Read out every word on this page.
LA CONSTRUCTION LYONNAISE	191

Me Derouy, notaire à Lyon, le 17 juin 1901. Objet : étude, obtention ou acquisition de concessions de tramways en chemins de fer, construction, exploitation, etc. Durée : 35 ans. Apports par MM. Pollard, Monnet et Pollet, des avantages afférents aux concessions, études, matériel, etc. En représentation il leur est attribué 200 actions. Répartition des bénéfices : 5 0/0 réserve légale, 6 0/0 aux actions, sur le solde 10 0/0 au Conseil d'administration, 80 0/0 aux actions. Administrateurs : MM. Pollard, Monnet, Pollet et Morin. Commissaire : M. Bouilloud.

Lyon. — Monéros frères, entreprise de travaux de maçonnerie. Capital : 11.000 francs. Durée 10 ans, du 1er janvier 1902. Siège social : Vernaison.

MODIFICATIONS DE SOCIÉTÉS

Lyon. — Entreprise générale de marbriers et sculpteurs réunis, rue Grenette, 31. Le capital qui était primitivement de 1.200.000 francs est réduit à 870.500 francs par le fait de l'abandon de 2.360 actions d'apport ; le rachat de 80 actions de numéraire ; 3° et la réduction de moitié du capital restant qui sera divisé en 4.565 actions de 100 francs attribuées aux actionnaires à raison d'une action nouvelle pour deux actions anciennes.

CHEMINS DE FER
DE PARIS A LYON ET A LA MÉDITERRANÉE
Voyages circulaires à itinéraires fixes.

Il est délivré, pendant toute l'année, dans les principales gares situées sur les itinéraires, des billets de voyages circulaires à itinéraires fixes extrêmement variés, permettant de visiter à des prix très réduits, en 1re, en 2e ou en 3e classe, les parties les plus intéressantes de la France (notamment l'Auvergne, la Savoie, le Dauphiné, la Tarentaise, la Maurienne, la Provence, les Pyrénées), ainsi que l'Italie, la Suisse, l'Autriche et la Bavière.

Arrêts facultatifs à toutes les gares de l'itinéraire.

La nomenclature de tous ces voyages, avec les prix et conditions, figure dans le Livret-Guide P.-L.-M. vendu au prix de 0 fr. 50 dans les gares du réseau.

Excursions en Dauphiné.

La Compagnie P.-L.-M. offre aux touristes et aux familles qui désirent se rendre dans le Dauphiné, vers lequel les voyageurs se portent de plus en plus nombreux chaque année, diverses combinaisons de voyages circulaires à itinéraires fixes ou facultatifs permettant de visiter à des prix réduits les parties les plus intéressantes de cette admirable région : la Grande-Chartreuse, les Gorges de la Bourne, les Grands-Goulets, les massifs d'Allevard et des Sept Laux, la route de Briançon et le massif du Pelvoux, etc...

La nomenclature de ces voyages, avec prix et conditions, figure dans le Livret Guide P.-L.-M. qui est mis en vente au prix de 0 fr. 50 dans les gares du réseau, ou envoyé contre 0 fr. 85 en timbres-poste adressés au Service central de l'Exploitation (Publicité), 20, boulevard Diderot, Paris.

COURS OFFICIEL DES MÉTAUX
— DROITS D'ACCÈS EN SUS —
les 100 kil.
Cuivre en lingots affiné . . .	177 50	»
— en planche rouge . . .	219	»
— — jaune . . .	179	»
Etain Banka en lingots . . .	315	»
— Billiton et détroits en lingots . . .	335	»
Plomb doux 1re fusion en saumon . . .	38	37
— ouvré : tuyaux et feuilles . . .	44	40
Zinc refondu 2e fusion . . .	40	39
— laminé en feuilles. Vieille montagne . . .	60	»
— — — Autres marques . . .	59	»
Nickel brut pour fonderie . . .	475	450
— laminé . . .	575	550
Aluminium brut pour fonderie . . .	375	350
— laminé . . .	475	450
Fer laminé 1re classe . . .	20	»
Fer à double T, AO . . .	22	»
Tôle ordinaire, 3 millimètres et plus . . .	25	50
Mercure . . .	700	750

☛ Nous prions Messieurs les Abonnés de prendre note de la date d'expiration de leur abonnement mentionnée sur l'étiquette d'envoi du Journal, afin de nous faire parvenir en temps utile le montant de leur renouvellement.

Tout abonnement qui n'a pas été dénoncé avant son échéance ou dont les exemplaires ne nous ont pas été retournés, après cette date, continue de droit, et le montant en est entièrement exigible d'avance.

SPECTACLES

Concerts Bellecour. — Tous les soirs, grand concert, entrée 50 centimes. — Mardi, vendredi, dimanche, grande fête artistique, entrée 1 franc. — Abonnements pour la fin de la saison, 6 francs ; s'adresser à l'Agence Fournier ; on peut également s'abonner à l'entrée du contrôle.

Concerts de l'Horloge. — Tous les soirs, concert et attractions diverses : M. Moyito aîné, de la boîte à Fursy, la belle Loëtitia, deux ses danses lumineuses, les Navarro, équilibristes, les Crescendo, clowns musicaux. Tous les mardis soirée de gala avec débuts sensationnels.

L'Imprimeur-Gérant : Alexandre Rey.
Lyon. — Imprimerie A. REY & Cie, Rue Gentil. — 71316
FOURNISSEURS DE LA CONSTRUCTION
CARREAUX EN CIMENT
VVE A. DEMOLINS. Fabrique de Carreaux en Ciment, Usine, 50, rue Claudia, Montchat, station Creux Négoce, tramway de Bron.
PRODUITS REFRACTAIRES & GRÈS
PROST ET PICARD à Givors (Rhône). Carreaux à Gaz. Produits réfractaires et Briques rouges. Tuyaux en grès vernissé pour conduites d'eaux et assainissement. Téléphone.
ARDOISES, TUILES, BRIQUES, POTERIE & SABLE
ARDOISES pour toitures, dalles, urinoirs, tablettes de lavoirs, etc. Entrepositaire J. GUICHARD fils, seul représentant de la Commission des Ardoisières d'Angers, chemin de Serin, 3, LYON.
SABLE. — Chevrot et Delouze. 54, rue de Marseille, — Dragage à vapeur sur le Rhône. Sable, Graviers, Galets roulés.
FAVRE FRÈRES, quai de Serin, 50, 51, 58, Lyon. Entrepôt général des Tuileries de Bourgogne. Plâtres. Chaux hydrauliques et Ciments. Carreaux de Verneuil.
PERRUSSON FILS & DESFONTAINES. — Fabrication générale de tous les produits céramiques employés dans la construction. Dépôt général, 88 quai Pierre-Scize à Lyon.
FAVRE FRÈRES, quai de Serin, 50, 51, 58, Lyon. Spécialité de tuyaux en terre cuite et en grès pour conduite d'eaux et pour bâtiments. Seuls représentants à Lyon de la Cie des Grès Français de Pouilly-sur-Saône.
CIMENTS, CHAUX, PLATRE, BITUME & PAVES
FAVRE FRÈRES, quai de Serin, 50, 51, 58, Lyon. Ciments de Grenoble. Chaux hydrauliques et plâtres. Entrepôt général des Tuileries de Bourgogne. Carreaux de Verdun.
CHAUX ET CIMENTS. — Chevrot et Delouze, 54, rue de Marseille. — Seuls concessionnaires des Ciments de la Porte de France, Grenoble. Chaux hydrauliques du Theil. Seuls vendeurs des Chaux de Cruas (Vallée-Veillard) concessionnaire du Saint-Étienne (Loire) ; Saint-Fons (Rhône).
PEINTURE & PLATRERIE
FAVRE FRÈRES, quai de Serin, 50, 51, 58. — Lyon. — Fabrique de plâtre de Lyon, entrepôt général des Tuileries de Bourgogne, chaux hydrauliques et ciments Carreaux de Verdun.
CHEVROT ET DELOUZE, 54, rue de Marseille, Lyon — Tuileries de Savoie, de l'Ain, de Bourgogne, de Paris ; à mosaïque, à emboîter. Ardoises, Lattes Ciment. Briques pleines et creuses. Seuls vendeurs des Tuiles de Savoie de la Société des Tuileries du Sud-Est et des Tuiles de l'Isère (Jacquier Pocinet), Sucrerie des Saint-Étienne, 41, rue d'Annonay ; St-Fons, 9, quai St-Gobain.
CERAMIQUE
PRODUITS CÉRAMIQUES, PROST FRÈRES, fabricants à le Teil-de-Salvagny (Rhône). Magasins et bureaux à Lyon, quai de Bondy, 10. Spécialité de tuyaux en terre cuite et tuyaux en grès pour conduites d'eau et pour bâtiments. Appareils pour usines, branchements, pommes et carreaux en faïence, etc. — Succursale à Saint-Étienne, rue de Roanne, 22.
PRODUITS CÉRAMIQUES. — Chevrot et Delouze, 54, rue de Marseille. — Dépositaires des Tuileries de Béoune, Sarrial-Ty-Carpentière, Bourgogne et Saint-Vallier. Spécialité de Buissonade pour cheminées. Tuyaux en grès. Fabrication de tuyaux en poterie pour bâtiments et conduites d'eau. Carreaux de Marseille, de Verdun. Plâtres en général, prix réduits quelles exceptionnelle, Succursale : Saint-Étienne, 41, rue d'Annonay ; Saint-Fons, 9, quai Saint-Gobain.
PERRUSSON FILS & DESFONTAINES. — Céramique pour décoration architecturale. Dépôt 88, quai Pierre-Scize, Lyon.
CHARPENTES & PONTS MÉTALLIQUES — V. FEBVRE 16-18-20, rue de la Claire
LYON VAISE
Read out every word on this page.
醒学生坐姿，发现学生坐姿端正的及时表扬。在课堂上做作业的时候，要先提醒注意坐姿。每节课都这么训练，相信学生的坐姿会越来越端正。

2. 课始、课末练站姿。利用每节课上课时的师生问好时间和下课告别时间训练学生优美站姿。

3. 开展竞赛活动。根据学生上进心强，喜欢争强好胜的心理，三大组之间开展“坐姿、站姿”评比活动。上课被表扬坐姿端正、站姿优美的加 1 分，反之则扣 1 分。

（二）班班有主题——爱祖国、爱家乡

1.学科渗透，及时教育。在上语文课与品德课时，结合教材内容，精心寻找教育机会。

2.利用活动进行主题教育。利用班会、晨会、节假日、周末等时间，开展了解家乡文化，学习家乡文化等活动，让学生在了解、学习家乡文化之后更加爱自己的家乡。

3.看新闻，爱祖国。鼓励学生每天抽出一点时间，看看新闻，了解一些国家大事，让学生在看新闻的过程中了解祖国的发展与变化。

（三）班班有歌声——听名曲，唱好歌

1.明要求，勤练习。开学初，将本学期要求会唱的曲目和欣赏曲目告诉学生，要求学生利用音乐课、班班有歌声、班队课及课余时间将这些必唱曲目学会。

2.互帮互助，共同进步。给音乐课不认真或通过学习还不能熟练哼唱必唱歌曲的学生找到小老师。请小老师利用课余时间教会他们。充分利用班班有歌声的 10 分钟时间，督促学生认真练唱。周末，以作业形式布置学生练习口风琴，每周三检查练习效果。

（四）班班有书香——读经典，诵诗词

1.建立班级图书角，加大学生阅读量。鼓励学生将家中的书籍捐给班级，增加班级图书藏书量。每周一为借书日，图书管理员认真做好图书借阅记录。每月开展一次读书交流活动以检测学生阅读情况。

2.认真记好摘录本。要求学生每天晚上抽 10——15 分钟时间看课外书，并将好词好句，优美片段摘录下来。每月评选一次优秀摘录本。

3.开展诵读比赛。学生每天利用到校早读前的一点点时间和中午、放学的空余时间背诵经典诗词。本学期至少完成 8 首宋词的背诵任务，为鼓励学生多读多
####
What is the number of lines in the listing that contain the string "Scize"? Reply with that number alone.

◆ **ANSWER BELOW**
2